━━━ RECORDED INFORMATION
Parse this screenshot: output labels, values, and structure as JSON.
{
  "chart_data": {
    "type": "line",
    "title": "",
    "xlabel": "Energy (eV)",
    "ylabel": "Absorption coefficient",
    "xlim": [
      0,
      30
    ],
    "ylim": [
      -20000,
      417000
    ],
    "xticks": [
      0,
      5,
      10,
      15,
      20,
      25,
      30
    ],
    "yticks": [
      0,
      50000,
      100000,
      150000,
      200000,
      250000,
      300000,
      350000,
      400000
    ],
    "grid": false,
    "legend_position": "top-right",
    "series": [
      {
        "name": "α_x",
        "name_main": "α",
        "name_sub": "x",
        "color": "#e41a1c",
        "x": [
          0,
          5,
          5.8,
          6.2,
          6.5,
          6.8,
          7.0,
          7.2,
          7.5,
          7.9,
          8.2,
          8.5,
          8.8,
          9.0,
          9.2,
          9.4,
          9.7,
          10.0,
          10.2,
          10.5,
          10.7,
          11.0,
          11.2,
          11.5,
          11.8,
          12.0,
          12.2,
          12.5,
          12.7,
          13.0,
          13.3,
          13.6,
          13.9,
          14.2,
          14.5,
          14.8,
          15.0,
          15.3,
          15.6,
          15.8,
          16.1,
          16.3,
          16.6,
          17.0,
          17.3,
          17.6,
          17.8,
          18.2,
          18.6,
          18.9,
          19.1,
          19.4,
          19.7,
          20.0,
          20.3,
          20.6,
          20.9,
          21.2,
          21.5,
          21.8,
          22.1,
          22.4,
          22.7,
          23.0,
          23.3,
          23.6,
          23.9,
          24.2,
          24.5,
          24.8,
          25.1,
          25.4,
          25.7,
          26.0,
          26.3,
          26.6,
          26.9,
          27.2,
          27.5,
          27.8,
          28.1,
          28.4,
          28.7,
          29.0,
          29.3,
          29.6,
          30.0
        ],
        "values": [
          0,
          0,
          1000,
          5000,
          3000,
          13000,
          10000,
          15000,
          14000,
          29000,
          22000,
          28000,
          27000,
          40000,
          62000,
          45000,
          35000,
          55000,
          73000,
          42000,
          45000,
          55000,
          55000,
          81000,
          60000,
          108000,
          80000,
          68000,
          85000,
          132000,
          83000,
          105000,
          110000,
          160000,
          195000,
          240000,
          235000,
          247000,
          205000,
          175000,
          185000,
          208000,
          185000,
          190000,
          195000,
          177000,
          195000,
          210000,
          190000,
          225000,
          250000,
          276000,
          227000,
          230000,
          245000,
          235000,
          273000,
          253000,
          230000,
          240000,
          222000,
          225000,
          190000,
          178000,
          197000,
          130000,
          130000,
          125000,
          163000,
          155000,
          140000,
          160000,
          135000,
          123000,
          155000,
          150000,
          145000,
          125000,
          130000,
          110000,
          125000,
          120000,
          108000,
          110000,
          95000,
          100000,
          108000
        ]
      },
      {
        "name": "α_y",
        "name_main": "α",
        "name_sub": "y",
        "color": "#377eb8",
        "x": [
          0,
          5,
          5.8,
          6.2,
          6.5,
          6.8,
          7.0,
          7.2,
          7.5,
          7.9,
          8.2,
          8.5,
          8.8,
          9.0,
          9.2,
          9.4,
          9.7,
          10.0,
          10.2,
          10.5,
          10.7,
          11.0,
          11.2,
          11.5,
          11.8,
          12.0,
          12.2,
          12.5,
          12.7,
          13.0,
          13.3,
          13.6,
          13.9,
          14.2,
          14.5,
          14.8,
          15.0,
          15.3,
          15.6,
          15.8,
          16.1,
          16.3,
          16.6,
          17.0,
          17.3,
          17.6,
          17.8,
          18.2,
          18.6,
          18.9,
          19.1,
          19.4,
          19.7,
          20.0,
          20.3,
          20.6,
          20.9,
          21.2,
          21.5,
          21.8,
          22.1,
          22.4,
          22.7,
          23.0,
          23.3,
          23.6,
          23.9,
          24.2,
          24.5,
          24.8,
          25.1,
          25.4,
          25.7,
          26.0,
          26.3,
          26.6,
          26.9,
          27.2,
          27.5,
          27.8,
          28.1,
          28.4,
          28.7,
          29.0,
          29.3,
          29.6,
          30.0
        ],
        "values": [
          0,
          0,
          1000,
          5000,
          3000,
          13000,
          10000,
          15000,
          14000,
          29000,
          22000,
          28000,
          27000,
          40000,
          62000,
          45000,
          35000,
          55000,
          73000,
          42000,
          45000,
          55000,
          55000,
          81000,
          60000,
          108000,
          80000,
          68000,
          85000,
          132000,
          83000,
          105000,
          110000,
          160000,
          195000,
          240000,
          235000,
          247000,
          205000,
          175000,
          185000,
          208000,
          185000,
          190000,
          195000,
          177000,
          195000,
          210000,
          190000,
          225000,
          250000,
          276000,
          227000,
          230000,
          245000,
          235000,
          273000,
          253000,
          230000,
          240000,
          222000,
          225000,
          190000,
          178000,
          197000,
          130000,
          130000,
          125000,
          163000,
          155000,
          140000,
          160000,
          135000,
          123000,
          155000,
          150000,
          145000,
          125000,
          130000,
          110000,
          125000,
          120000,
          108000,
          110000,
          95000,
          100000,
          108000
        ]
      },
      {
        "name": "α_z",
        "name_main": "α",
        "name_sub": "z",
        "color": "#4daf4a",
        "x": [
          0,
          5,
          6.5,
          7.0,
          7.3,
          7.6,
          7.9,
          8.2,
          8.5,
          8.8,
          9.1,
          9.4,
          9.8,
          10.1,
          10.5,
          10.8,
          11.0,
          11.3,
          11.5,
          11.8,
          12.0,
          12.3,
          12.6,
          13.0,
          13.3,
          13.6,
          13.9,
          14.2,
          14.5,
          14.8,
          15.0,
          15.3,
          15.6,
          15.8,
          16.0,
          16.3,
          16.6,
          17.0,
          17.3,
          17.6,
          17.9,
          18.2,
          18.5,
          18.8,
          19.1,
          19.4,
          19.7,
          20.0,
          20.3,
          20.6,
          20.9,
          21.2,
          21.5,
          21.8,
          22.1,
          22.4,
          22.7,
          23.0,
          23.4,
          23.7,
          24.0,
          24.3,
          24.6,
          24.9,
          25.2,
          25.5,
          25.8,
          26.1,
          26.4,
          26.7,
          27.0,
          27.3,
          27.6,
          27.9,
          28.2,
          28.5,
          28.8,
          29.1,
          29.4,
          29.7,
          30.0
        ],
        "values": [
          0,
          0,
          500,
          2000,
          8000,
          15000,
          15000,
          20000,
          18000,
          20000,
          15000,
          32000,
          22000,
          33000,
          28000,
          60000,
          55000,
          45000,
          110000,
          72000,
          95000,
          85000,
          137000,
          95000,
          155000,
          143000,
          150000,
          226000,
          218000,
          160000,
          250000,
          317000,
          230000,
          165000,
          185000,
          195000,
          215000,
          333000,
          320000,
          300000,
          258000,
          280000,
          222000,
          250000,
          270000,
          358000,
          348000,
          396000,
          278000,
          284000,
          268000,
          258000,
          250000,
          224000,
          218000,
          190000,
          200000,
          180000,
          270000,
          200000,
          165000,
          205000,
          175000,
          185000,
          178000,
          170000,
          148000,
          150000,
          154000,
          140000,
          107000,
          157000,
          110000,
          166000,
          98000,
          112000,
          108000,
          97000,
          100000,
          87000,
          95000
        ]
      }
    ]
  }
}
━━━━━━
▶ WHAT YOU HAVE TO DO
Copy out every entry again, exactly as it was given.

▶ THE REPLY
Parse this screenshot: output labels, values, and structure as JSON.
{
  "chart_data": {
    "type": "line",
    "title": "",
    "xlabel": "Energy (eV)",
    "ylabel": "Absorption coefficient",
    "xlim": [
      0,
      30
    ],
    "ylim": [
      -20000,
      417000
    ],
    "xticks": [
      0,
      5,
      10,
      15,
      20,
      25,
      30
    ],
    "yticks": [
      0,
      50000,
      100000,
      150000,
      200000,
      250000,
      300000,
      350000,
      400000
    ],
    "grid": false,
    "legend_position": "top-right",
    "series": [
      {
        "name": "α_x",
        "name_main": "α",
        "name_sub": "x",
        "color": "#e41a1c",
        "x": [
          0,
          5,
          5.8,
          6.2,
          6.5,
          6.8,
          7.0,
          7.2,
          7.5,
          7.9,
          8.2,
          8.5,
          8.8,
          9.0,
          9.2,
          9.4,
          9.7,
          10.0,
          10.2,
          10.5,
          10.7,
          11.0,
          11.2,
          11.5,
          11.8,
          12.0,
          12.2,
          12.5,
          12.7,
          13.0,
          13.3,
          13.6,
          13.9,
          14.2,
          14.5,
          14.8,
          15.0,
          15.3,
          15.6,
          15.8,
          16.1,
          16.3,
          16.6,
          17.0,
          17.3,
          17.6,
          17.8,
          18.2,
          18.6,
          18.9,
          19.1,
          19.4,
          19.7,
          20.0,
          20.3,
          20.6,
          20.9,
          21.2,
          21.5,
          21.8,
          22.1,
          22.4,
          22.7,
          23.0,
          23.3,
          23.6,
          23.9,
          24.2,
          24.5,
          24.8,
          25.1,
          25.4,
          25.7,
          26.0,
          26.3,
          26.6,
          26.9,
          27.2,
          27.5,
          27.8,
          28.1,
          28.4,
          28.7,
          29.0,
          29.3,
          29.6,
          30.0
        ],
        "values": [
          0,
          0,
          1000,
          5000,
          3000,
          13000,
          10000,
          15000,
          14000,
          29000,
          22000,
          28000,
          27000,
          40000,
          62000,
          45000,
          35000,
          55000,
          73000,
          42000,
          45000,
          55000,
          55000,
          81000,
          60000,
          108000,
          80000,
          68000,
          85000,
          132000,
          83000,
          105000,
          110000,
          160000,
          195000,
          240000,
          235000,
          247000,
          205000,
          175000,
          185000,
          208000,
          185000,
          190000,
          195000,
          177000,
          195000,
          210000,
          190000,
          225000,
          250000,
          276000,
          227000,
          230000,
          245000,
          235000,
          273000,
          253000,
          230000,
          240000,
          222000,
          225000,
          190000,
          178000,
          197000,
          130000,
          130000,
          125000,
          163000,
          155000,
          140000,
          160000,
          135000,
          123000,
          155000,
          150000,
          145000,
          125000,
          130000,
          110000,
          125000,
          120000,
          108000,
          110000,
          95000,
          100000,
          108000
        ]
      },
      {
        "name": "α_y",
        "name_main": "α",
        "name_sub": "y",
        "color": "#377eb8",
        "x": [
          0,
          5,
          5.8,
          6.2,
          6.5,
          6.8,
          7.0,
          7.2,
          7.5,
          7.9,
          8.2,
          8.5,
          8.8,
          9.0,
          9.2,
          9.4,
          9.7,
          10.0,
          10.2,
          10.5,
          10.7,
          11.0,
          11.2,
          11.5,
          11.8,
          12.0,
          12.2,
          12.5,
          12.7,
          13.0,
          13.3,
          13.6,
          13.9,
          14.2,
          14.5,
          14.8,
          15.0,
          15.3,
          15.6,
          15.8,
          16.1,
          16.3,
          16.6,
          17.0,
          17.3,
          17.6,
          17.8,
          18.2,
          18.6,
          18.9,
          19.1,
          19.4,
          19.7,
          20.0,
          20.3,
          20.6,
          20.9,
          21.2,
          21.5,
          21.8,
          22.1,
          22.4,
          22.7,
          23.0,
          23.3,
          23.6,
          23.9,
          24.2,
          24.5,
          24.8,
          25.1,
          25.4,
          25.7,
          26.0,
          26.3,
          26.6,
          26.9,
          27.2,
          27.5,
          27.8,
          28.1,
          28.4,
          28.7,
          29.0,
          29.3,
          29.6,
          30.0
        ],
        "values": [
          0,
          0,
          1000,
          5000,
          3000,
          13000,
          10000,
          15000,
          14000,
          29000,
          22000,
          28000,
          27000,
          40000,
          62000,
          45000,
          35000,
          55000,
          73000,
          42000,
          45000,
          55000,
          55000,
          81000,
          60000,
          108000,
          80000,
          68000,
          85000,
          132000,
          83000,
          105000,
          110000,
          160000,
          195000,
          240000,
          235000,
          247000,
          205000,
          175000,
          185000,
          208000,
          185000,
          190000,
          195000,
          177000,
          195000,
          210000,
          190000,
          225000,
          250000,
          276000,
          227000,
          230000,
          245000,
          235000,
          273000,
          253000,
          230000,
          240000,
          222000,
          225000,
          190000,
          178000,
          197000,
          130000,
          130000,
          125000,
          163000,
          155000,
          140000,
          160000,
          135000,
          123000,
          155000,
          150000,
          145000,
          125000,
          130000,
          110000,
          125000,
          120000,
          108000,
          110000,
          95000,
          100000,
          108000
        ]
      },
      {
        "name": "α_z",
        "name_main": "α",
        "name_sub": "z",
        "color": "#4daf4a",
        "x": [
          0,
          5,
          6.5,
          7.0,
          7.3,
          7.6,
          7.9,
          8.2,
          8.5,
          8.8,
          9.1,
          9.4,
          9.8,
          10.1,
          10.5,
          10.8,
          11.0,
          11.3,
          11.5,
          11.8,
          12.0,
          12.3,
          12.6,
          13.0,
          13.3,
          13.6,
          13.9,
          14.2,
          14.5,
          14.8,
          15.0,
          15.3,
          15.6,
          15.8,
          16.0,
          16.3,
          16.6,
          17.0,
          17.3,
          17.6,
          17.9,
          18.2,
          18.5,
          18.8,
          19.1,
          19.4,
          19.7,
          20.0,
          20.3,
          20.6,
          20.9,
          21.2,
          21.5,
          21.8,
          22.1,
          22.4,
          22.7,
          23.0,
          23.4,
          23.7,
          24.0,
          24.3,
          24.6,
          24.9,
          25.2,
          25.5,
          25.8,
          26.1,
          26.4,
          26.7,
          27.0,
          27.3,
          27.6,
          27.9,
          28.2,
          28.5,
          28.8,
          29.1,
          29.4,
          29.7,
          30.0
        ],
        "values": [
          0,
          0,
          500,
          2000,
          8000,
          15000,
          15000,
          20000,
          18000,
          20000,
          15000,
          32000,
          22000,
          33000,
          28000,
          60000,
          55000,
          45000,
          110000,
          72000,
          95000,
          85000,
          137000,
          95000,
          155000,
          143000,
          150000,
          226000,
          218000,
          160000,
          250000,
          317000,
          230000,
          165000,
          185000,
          195000,
          215000,
          333000,
          320000,
          300000,
          258000,
          280000,
          222000,
          250000,
          270000,
          358000,
          348000,
          396000,
          278000,
          284000,
          268000,
          258000,
          250000,
          224000,
          218000,
          190000,
          200000,
          180000,
          270000,
          200000,
          165000,
          205000,
          175000,
          185000,
          178000,
          170000,
          148000,
          150000,
          154000,
          140000,
          107000,
          157000,
          110000,
          166000,
          98000,
          112000,
          108000,
          97000,
          100000,
          87000,
          95000
        ]
      }
    ]
  }
}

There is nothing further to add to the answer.